DATA FOR THIS TASK
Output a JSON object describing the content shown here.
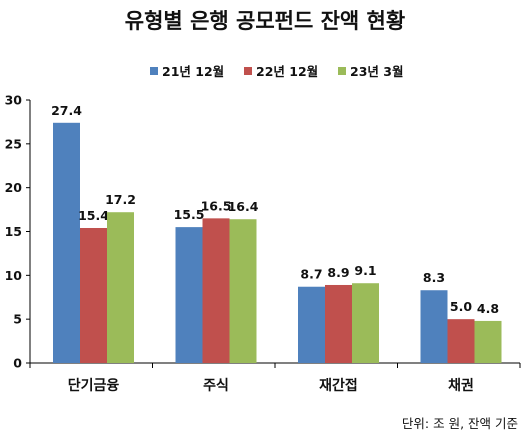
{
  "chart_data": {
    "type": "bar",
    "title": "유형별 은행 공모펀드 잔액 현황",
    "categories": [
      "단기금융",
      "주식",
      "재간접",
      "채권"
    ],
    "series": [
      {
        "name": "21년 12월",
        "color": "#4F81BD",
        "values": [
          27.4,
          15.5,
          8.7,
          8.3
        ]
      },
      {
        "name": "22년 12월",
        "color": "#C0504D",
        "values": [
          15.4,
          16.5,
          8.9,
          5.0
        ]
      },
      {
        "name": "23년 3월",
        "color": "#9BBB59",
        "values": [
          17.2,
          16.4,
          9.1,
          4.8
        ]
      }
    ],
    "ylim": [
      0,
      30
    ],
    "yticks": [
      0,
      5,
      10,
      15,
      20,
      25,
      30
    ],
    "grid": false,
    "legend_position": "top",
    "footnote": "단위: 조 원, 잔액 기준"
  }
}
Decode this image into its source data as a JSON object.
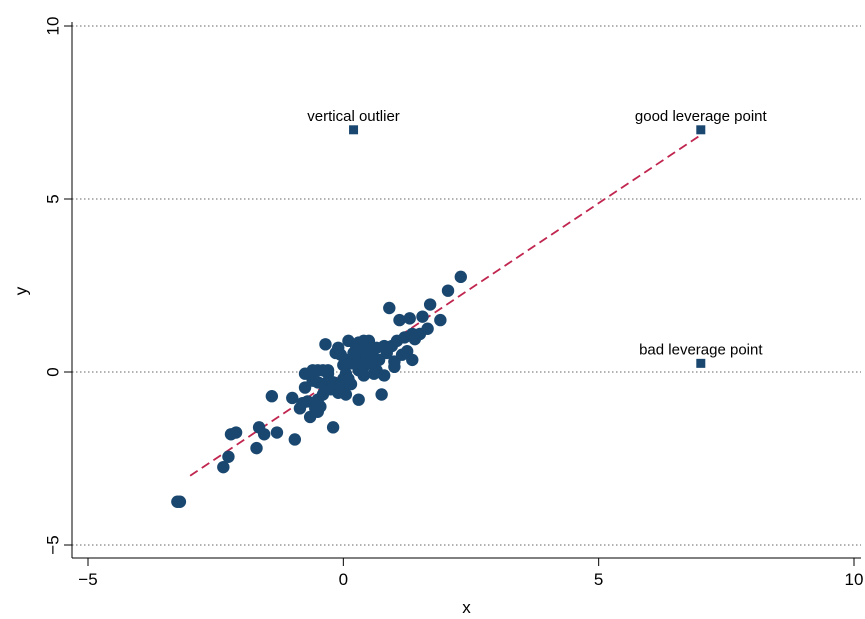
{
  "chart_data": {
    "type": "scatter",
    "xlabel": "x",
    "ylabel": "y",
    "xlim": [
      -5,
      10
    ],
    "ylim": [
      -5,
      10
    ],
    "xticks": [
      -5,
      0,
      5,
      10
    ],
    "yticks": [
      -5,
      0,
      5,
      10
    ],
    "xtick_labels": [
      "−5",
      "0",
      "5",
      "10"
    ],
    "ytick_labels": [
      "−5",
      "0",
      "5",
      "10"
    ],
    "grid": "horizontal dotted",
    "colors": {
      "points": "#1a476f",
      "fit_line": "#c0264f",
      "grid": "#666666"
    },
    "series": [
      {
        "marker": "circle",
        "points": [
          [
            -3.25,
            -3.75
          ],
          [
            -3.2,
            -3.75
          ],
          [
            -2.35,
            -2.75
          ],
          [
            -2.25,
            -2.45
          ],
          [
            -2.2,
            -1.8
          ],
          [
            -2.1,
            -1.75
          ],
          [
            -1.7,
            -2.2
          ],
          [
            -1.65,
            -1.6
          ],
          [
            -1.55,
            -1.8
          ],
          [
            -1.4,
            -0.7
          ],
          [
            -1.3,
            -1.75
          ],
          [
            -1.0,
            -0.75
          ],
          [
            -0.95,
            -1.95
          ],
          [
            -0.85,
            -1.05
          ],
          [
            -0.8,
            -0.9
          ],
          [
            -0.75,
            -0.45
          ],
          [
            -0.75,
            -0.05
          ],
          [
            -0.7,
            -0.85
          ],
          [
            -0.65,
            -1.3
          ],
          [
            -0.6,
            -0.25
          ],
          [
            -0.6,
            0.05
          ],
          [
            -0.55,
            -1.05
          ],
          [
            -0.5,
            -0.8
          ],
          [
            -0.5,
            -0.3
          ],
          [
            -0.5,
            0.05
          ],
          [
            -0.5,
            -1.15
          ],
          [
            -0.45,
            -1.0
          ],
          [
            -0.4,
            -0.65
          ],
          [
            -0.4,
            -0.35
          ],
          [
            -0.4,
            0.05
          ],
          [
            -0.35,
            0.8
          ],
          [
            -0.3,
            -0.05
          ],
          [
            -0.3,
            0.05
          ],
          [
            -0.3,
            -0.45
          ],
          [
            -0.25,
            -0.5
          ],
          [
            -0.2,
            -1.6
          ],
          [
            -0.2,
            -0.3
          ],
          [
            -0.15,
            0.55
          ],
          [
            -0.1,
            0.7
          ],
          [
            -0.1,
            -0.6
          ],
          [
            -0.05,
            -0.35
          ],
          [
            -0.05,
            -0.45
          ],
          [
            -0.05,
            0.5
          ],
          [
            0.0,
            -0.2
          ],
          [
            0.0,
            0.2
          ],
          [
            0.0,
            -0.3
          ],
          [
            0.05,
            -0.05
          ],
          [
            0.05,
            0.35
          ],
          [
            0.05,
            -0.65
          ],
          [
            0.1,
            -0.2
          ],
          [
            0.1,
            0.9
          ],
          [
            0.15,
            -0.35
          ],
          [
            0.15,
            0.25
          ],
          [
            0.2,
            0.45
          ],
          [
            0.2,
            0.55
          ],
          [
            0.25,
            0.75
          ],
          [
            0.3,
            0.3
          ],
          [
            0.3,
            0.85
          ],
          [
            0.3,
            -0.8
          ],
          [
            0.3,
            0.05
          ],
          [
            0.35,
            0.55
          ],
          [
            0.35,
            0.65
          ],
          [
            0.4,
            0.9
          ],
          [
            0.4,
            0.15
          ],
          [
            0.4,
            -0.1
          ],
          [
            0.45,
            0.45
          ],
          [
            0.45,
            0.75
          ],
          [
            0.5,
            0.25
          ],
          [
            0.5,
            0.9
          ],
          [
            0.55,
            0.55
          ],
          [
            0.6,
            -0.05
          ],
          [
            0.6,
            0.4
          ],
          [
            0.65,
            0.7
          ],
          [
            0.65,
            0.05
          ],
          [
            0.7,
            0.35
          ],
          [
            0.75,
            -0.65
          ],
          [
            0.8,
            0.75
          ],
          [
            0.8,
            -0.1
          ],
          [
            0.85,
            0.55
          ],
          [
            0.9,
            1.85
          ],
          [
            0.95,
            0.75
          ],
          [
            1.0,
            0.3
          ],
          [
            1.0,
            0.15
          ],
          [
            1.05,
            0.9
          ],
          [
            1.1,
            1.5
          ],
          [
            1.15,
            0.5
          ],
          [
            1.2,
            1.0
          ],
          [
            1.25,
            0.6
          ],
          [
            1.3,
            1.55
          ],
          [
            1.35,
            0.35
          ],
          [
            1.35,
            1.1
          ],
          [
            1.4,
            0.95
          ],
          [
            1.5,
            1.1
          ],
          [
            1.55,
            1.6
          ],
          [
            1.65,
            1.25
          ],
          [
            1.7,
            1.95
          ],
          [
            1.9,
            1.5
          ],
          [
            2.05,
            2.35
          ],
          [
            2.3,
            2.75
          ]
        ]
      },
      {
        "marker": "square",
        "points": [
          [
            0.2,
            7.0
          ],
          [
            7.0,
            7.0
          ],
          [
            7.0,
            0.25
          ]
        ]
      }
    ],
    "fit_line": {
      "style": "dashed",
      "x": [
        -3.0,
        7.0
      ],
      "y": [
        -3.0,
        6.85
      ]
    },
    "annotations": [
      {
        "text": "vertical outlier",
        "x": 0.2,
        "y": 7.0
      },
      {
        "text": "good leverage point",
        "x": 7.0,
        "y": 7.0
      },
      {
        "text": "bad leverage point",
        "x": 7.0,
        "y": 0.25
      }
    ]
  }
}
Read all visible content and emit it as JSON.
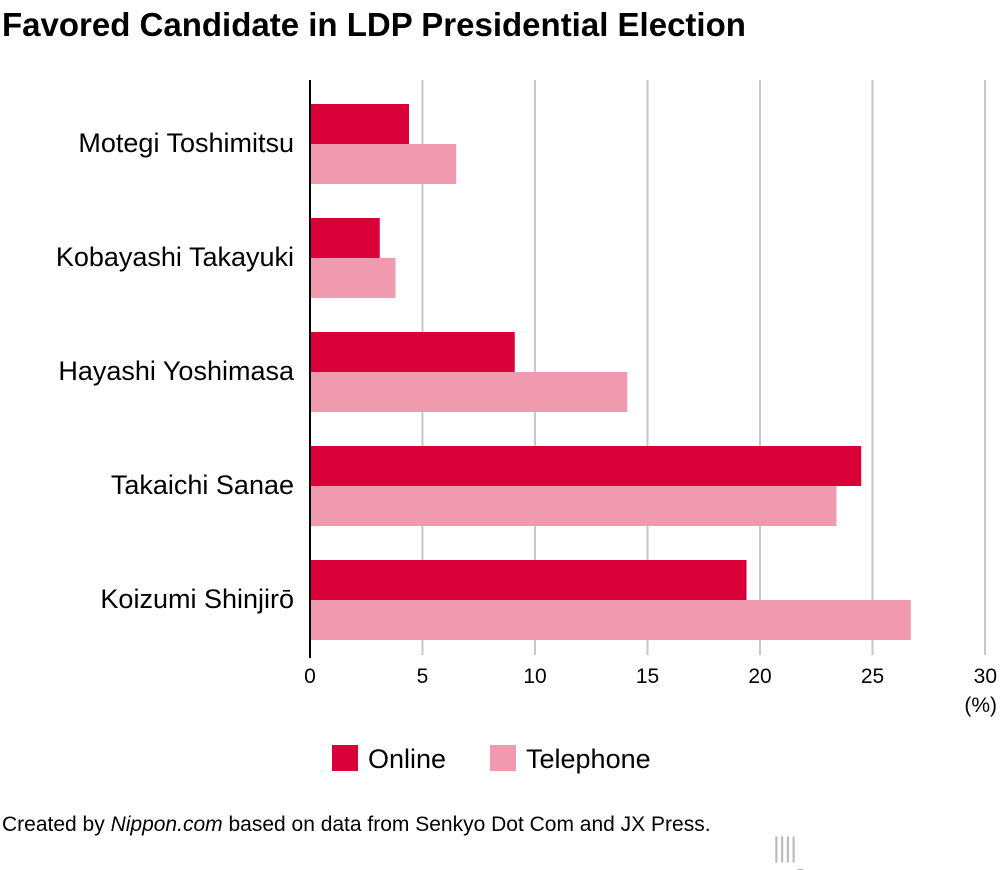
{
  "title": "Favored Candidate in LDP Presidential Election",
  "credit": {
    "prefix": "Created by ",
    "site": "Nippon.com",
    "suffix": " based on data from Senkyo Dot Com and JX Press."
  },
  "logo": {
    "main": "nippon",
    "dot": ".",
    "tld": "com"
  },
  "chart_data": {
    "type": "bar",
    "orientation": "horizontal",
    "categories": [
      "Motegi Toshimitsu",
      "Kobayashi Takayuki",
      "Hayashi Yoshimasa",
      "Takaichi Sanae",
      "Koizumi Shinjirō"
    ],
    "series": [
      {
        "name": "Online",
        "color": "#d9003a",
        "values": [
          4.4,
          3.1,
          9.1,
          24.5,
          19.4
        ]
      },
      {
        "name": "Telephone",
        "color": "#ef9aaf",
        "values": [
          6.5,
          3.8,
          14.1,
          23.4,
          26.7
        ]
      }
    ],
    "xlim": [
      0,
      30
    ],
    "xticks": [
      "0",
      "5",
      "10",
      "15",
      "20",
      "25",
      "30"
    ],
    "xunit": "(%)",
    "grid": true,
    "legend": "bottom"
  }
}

TASK OBJECTIVE
Locate the string "title" in the listing above and copy every line where it occurs.

WRITTEN SOLUTION
    "title": "유형별 은행 공모펀드 잔액 현황",
  "title": "Favored Candidate in LDP Presidential Election",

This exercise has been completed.